• **TRECHO SELECIONADO**
>>>>

As autoras denominam tal movimento de mulheres como clássico, marcado pela luta pela democracia, cidadania e pelos direitos civis e situado a partir da década de 1980. No segundo Nzinga Informativo, há um texto didaticamente construído que discorre sobre o processo da Constituinte, desde os atores que estavam envolvidos até o modelo escolhido para a formação da Assembleia Nacional Constituinte.
A Constituição é a lei mais importante de um Estado (no sentido de País). É ela quem indica como serão feitas e cumpridas as outras leis. Ela é tão importante que estabelece os direitos e deveres de cada cidadão e até onde o Estado pode interferir nas liberdades de cada um. Isto significa que a Constituição reflete a vontade do cidadão. Daí que um governo que se diz representante do povo não pode governar sem uma Constituição. Agora, o mais importante é saber quem elabora, isto é, quem faz a Constituição, para saber se os nossos desejos e nossas esperanças cabem dentro dela. É ai que entra a importância da CONSTITUINTE que é a reunião de pessoas escolhidas para fazer estas leis. (NZINGA, 1986).
Esse trecho demonstra o caráter formativo e popular que o Nzinga assumiu. O texto dialoga diretamente com o leitor e trata de um assunto que impacta sua vida, para as autoras era evidente que a disputa política em torno da Constituinte definiria o futuro material da maior parte da população brasileira, por isso em diferentes edições do Informativo elas tratavam da Constituinte.

<<<<

• **DADOS COLETADOS**
>>>>

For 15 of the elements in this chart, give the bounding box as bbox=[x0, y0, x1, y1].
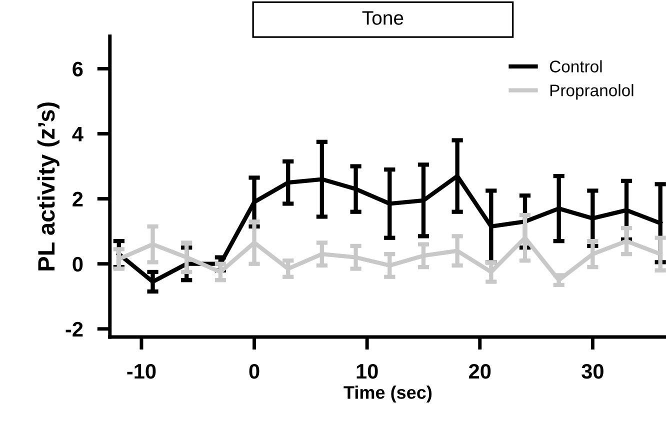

<<<<

• **SOLICITAÇÃO A**
Responda, com base no trecho sobre o Nzinga Informativo, às perguntas abaixo:
(i) A partir de que década se situa o movimento de mulheres que as autoras chamam de clássico?
(ii) De acordo com a citação do Informativo, o que é a Constituinte?
(iii) Segundo o trecho, por que as autoras trataram da Constituinte em diferentes edições do Informativo?
• **SOLICITAÇÃO B**
Dê continuidade ao trecho sobre o Nzinga Informativo logo após a última frase apresentada.

• **RESPOSTA DO EXERCÍCIO A**
(i) A partir da década de 1980.
(ii) É a reunião de pessoas escolhidas para fazer as leis.
(iii) Porque, para elas, era evidente que a disputa política em torno da Constituinte definiria o futuro material da maior parte da população brasileira.

• **RESPOSTA DO EXERCÍCIO B**
A Comissão Provisória para Estudos Constitucionais era formada apenas por pessoas brancas, após grande pressão do movimento negro, Hélio Santos, ativista negro, foi designadado para compor a Comissão. No entanto, nesse primeiro momento as mulheres negras não tiveram nenhuma representante.
O Nzinga (1985) construiu o debate a cerca da importância de se eleger representantes da luta do movimento negro e feminista, uma vez que para elas era evidente que a nova Constituição não seria capaz de resolver todos os problemas, mas poderia garantir alguns direitos fundamentais. Nesse sentido, garantir representantes negras era garantir a representação da maior parcela da população.
No discurso realizado por Lélia em reunião da Subcomissão dos Negros, Populações Indígenas, Pessoas Deficientes, ela demonstra sua preocupação em não depositar todas as expectativas na nova Constituição, “nós não podemos jogar tudo em cima da Constituição, evidentemente. Nós temos que estar atentos, mas nós mesmos temos a nossa tarefa, temos a nossa tarefa de organizar, de mobilizar e de organizar a comunidade negra” (2020. p. 222).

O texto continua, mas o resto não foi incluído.